(STATED PROBLEM) Note each line where "Quantile" appears, and copy it.

(EXCERPTED DATA)
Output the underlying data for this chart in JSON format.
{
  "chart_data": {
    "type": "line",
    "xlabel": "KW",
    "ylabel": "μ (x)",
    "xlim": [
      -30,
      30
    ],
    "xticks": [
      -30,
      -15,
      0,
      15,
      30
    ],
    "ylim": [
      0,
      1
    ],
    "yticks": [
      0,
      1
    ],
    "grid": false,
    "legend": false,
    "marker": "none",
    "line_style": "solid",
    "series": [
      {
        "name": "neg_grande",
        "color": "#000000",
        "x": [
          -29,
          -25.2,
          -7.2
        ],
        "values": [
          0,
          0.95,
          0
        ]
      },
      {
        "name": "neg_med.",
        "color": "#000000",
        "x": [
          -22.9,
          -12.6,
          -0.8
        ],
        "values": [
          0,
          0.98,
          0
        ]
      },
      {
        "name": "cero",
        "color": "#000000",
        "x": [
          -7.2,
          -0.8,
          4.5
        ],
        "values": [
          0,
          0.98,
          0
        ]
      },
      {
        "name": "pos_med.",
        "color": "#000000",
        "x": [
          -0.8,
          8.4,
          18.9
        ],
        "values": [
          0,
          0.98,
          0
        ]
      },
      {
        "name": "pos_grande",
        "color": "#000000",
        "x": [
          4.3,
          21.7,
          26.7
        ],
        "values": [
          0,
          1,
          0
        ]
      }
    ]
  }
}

==

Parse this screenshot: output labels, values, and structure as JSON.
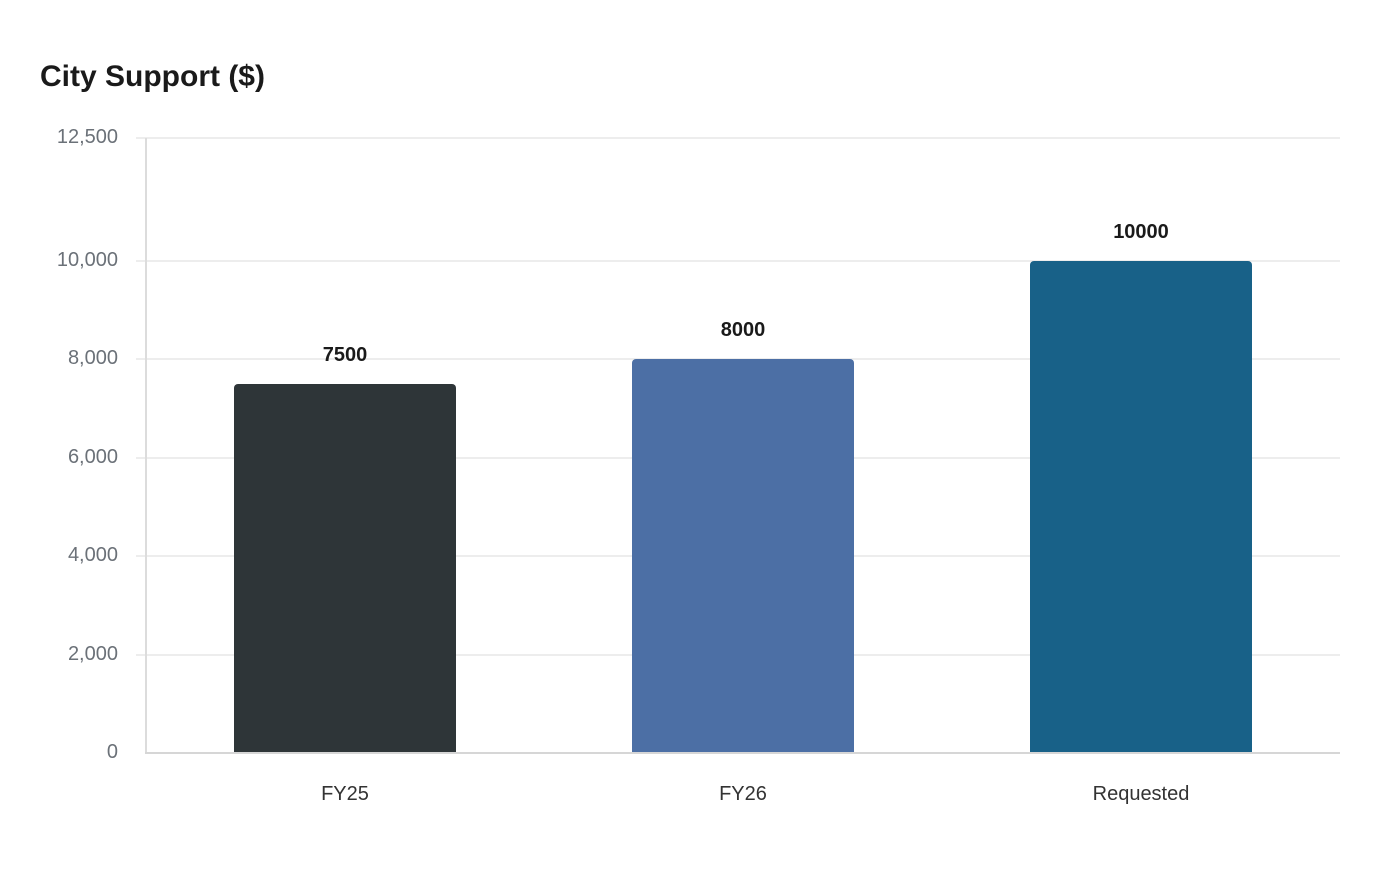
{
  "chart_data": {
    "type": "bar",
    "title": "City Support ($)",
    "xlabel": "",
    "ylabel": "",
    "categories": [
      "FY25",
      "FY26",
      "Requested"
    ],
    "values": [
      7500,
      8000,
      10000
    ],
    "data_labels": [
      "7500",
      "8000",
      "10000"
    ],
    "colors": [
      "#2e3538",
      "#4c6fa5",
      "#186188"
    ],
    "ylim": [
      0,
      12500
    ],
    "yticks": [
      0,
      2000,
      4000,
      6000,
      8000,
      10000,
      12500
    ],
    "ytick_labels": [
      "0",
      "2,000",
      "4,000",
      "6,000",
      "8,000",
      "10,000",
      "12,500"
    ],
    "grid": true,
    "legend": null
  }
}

...

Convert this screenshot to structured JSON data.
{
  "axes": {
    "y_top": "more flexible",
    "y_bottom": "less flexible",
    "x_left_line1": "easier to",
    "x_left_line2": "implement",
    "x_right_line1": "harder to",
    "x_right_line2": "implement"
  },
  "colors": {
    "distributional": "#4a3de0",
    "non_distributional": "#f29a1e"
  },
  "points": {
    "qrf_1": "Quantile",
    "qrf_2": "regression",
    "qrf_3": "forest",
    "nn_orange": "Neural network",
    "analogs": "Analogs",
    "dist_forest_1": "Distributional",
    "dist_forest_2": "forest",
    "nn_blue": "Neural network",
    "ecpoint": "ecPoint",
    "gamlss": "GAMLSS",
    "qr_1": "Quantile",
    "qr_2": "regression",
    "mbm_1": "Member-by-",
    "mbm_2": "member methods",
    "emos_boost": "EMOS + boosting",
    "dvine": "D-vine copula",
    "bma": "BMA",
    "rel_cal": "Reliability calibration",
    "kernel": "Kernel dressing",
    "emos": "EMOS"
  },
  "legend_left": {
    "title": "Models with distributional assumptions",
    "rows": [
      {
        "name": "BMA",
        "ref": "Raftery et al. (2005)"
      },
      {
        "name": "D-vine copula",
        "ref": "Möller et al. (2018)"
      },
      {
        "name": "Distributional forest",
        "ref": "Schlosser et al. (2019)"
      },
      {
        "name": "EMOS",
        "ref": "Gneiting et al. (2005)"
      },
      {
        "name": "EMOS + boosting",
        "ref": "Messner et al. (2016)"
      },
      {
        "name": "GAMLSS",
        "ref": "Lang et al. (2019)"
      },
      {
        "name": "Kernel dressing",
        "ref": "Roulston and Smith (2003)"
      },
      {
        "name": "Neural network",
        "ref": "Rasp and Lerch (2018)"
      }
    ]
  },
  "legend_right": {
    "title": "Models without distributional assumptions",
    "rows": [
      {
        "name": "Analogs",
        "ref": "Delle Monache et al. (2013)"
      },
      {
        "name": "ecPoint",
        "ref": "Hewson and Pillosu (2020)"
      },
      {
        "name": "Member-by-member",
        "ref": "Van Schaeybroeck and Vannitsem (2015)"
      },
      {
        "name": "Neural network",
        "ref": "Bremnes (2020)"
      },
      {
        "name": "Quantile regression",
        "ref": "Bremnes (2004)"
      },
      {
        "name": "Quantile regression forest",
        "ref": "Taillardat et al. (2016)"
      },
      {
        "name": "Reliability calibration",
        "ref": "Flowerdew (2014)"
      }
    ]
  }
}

(COMPLETED EXERCISE)
    "qrf_1": "Quantile",
    "qr_1": "Quantile",
        "name": "Quantile regression",
        "name": "Quantile regression forest",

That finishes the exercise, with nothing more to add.